DIRECTION A: Using the excerpt on Pan Caribbean's new bank, say whether each statement agrees with it: (i) The new bank is capitalised at $3.3 billion. (ii) Henry Pratt will step down once the new bank opens. (iii) Jamaica Money Market Brokers are the island's largest bond traders. For each, answer yes or no and quote the deciding words.

EXCERPTED TEXT:
'''

In fact, the company announced yesterday that it has dropped the 'merchant'
from its name and will now be known as PanCaribbean Bank.
Henry Pratt, who headed PCMB, will continue to run the new bank, which
is capitalised at $3.3 billion.
"We will complete our conversion on June 23 and our branches will
be open as usual to our customers and the general public, offering new
commercial banking products and services," Pan Caribbean said in
its statement.
"Our official launch activities will begin early July."
Pan Caribbean group, which has assets of about $50 billion, will become
the seventh Jamaican commercial bank, still shy of the 11 that existed
prior to the mid-1990s meltdown of the financial sector, which saw the
collapse of several banks and insurance companies.
At the time of the financial sector crash, there were more than 30 merchant
banks in the market.
In the wake of fallout, several of the ailing banks, the portfolio cleansed
of bad debts acquired by the Government, were merged and sold off.
The emerging philosophy in the aftermath of the crisis, that cost taxpayers
over $140 billion, was to frown upon financial services conglomerates
- or that there should be clear divisions between the various parts of
their operations.
But those positions, if not changed, are now less rigid, leading to the
Government's willingness to consider granting commercial banking licences
to entities that, like Pan Caribbean, offer a range of finance-related
services, including stock and bond trading.
In fact, the finance minister, Audley Shaw, is now considering a commercial
banking licence for Jamaica Money Market Brokers (JMMB), the island's
largest bond traders.

'''

RECORDED INFORMATION:
'''

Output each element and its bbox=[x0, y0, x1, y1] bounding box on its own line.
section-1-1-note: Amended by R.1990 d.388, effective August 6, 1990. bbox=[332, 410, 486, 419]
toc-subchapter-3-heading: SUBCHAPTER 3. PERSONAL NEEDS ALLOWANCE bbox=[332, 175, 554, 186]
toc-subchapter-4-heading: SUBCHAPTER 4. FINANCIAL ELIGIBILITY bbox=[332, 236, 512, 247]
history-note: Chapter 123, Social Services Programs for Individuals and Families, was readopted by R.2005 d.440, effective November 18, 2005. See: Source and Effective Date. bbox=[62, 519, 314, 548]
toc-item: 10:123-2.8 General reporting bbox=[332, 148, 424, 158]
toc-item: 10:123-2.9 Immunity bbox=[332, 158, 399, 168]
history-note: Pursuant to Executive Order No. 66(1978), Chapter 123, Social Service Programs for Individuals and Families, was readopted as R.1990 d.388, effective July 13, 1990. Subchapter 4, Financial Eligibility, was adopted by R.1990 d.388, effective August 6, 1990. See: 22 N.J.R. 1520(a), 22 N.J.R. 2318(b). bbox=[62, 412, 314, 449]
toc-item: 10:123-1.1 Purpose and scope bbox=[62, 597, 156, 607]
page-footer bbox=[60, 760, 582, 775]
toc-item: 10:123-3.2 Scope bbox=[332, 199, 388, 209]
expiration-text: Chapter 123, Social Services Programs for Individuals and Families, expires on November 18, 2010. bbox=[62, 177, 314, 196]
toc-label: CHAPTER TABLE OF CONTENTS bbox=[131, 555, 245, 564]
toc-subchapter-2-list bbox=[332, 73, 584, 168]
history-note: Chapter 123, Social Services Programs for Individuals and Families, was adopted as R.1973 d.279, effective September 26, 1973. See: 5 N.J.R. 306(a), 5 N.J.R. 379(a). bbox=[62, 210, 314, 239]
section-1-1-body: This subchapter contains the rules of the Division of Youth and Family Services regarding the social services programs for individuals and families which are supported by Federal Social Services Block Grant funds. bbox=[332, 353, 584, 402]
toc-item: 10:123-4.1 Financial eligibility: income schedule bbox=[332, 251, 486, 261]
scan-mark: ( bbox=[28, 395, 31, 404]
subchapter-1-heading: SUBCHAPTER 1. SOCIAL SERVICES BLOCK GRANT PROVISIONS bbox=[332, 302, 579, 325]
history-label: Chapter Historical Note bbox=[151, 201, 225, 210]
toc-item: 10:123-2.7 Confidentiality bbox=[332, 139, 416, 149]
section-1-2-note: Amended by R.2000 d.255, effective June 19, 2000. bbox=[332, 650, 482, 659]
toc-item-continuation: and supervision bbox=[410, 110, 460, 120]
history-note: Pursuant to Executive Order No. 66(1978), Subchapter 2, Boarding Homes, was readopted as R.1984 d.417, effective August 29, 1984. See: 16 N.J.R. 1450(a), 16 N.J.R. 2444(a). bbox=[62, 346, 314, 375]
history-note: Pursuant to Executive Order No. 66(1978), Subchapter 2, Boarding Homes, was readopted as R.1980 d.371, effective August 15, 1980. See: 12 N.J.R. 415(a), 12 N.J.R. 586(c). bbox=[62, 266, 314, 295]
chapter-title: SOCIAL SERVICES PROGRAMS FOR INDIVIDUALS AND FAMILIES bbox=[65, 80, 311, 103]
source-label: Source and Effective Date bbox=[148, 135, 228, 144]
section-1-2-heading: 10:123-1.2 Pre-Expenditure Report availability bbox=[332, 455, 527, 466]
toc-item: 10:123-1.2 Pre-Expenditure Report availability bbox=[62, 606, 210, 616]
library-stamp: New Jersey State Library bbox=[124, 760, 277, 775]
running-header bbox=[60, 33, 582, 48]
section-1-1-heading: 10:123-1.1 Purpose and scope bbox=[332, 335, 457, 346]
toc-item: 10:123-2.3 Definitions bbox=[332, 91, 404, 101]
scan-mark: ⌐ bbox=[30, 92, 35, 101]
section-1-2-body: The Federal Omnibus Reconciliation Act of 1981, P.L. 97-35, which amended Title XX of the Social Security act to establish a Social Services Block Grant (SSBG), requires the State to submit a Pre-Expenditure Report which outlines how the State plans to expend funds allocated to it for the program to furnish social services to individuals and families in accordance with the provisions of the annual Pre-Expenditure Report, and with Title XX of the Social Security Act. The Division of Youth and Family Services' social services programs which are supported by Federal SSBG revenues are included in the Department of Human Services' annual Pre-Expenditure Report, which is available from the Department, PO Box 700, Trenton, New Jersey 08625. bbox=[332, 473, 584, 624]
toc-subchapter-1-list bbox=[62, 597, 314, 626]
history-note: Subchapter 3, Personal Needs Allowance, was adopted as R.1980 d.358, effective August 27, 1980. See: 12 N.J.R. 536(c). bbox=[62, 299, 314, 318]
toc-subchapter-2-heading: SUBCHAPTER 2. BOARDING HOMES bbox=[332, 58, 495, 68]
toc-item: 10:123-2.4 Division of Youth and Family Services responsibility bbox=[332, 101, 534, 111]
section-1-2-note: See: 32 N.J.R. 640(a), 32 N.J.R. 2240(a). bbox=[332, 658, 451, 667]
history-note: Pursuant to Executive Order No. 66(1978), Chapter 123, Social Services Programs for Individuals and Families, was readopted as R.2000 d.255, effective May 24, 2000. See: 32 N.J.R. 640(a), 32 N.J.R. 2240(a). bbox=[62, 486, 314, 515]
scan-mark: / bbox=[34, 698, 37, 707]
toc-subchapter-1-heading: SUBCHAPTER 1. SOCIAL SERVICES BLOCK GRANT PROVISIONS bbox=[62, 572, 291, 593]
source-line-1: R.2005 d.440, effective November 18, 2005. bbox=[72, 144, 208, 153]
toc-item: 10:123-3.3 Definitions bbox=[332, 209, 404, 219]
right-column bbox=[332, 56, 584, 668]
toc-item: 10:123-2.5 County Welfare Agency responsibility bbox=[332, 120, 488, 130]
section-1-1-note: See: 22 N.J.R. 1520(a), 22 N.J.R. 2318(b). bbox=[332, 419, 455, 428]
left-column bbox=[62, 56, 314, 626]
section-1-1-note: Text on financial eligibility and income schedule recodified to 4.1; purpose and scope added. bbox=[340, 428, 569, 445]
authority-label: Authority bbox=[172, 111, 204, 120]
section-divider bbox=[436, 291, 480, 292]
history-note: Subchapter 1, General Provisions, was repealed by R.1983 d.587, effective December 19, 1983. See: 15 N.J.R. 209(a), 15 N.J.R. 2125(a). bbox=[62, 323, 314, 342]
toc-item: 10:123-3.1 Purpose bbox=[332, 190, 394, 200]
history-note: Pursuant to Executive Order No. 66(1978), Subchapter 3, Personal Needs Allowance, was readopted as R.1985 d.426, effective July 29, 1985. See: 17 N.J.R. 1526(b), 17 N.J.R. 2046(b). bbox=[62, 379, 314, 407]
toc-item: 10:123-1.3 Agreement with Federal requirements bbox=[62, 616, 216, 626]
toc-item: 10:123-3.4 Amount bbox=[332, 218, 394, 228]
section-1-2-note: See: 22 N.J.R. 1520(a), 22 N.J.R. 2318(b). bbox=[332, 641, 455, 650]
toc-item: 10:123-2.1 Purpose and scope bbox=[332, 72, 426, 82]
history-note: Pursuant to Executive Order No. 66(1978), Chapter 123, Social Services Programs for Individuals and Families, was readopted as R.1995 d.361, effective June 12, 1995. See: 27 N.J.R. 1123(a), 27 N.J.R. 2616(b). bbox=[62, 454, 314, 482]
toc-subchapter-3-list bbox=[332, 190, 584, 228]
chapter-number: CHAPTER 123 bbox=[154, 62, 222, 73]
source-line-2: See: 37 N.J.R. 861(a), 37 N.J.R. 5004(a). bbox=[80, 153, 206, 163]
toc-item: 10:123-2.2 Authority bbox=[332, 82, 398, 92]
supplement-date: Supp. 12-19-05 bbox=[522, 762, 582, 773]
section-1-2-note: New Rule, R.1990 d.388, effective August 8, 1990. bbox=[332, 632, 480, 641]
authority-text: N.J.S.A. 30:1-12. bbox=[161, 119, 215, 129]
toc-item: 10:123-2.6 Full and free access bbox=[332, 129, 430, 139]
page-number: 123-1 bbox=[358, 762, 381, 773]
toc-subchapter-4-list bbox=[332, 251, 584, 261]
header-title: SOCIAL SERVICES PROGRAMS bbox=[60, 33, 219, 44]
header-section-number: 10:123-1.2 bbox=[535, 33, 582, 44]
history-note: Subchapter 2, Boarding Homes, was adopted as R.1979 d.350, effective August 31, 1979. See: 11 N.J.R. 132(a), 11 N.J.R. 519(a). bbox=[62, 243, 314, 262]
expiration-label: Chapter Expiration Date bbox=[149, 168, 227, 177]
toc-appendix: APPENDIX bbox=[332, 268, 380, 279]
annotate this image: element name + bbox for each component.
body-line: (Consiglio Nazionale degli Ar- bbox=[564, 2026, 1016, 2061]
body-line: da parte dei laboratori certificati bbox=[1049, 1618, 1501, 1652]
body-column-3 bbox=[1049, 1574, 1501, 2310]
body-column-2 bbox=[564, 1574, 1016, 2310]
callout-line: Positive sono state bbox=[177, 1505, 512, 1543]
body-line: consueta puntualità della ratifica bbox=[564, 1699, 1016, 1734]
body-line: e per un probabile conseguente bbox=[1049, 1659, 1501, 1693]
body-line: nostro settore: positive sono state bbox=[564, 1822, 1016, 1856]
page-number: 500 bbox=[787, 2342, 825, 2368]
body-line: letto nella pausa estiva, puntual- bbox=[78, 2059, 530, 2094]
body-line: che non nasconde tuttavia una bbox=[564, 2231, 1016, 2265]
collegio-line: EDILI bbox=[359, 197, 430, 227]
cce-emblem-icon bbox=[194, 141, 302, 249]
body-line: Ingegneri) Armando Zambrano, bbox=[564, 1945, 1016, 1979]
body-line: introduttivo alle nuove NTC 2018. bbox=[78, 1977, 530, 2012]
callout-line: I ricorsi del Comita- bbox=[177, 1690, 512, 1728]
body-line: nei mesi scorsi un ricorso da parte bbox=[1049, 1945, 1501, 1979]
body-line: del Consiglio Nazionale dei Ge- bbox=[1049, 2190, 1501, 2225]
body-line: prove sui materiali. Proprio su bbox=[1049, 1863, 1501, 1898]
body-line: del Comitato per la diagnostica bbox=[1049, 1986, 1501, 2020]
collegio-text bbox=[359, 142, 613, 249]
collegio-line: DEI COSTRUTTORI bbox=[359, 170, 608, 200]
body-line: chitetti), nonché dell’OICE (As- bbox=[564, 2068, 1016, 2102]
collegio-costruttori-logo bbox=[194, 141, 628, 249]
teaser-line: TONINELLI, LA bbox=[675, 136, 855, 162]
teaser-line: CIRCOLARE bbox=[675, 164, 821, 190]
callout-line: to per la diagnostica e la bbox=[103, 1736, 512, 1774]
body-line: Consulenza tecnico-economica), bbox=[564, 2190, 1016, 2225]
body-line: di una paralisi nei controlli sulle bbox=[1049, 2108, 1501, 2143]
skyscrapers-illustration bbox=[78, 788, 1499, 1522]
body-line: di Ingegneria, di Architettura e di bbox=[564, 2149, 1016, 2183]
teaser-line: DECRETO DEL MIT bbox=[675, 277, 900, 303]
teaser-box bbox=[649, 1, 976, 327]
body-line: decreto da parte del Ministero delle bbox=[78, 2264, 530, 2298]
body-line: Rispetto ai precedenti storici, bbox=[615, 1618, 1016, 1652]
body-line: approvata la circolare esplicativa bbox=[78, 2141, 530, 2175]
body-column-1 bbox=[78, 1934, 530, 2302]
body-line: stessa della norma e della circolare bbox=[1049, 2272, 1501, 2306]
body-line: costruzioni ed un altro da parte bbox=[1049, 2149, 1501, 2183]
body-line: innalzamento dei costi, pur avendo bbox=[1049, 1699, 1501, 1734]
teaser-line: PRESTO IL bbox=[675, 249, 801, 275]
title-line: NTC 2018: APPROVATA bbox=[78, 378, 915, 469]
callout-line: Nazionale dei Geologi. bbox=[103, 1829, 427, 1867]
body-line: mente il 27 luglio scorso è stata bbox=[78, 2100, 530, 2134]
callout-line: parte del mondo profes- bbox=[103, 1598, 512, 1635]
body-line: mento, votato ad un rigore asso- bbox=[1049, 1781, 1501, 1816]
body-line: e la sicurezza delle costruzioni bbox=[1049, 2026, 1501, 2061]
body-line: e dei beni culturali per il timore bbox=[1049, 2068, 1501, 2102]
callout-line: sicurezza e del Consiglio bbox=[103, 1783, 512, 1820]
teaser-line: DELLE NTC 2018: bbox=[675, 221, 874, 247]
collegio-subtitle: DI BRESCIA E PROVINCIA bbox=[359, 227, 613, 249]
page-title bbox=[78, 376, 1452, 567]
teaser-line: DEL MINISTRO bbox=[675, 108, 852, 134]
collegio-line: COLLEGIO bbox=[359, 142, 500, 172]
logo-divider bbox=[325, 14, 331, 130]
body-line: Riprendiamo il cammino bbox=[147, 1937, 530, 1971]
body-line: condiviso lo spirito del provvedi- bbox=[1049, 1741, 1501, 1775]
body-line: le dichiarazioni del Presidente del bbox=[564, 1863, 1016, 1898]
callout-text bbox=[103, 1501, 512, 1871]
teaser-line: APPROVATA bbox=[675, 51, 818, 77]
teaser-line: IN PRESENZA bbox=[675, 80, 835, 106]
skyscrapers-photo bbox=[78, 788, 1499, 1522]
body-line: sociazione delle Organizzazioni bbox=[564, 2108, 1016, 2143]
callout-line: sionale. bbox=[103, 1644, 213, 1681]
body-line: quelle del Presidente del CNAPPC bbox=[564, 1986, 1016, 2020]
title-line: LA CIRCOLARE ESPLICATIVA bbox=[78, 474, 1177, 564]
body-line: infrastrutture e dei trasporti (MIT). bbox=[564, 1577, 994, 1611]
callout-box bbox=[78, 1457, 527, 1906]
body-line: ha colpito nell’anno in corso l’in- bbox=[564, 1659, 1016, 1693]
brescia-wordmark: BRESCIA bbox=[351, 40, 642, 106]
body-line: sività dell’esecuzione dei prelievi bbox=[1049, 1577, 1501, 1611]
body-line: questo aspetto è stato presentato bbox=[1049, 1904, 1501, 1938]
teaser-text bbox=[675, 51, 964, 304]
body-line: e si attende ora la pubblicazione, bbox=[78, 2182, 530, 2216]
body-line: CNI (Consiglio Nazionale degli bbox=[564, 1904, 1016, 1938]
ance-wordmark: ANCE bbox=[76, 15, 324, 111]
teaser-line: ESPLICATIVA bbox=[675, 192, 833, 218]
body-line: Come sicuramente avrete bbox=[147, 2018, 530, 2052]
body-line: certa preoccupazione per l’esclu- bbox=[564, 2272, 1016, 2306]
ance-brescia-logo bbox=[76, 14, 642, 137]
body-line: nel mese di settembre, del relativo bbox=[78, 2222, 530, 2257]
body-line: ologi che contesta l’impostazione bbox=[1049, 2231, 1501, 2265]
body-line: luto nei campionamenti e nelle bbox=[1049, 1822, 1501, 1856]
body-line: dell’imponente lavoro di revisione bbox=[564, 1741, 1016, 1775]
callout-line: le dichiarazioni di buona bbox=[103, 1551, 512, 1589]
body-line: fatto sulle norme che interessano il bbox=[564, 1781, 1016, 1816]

'''

DIRECTION B: In the listing, switch "toc-item" to "contents-entry" in everything from the start down to the line containing "toc-item: 10:123-2.9 Immunity", changing nothing else. Return only those lines.

WORKED ANSWER A:
(i) Yes: "is capitalised at $3.3 billion."
(ii) No: "Henry Pratt, who headed PCMB, will continue to run the new bank"
(iii) Yes: "Jamaica Money Market Brokers (JMMB), the island's largest bond traders."

WORKED ANSWER B:
Output each element and its bbox=[x0, y0, x1, y1] bounding box on its own line.
section-1-1-note: Amended by R.1990 d.388, effective August 6, 1990. bbox=[332, 410, 486, 419]
toc-subchapter-3-heading: SUBCHAPTER 3. PERSONAL NEEDS ALLOWANCE bbox=[332, 175, 554, 186]
toc-subchapter-4-heading: SUBCHAPTER 4. FINANCIAL ELIGIBILITY bbox=[332, 236, 512, 247]
history-note: Chapter 123, Social Services Programs for Individuals and Families, was readopted by R.2005 d.440, effective November 18, 2005. See: Source and Effective Date. bbox=[62, 519, 314, 548]
contents-entry: 10:123-2.8 General reporting bbox=[332, 148, 424, 158]
contents-entry: 10:123-2.9 Immunity bbox=[332, 158, 399, 168]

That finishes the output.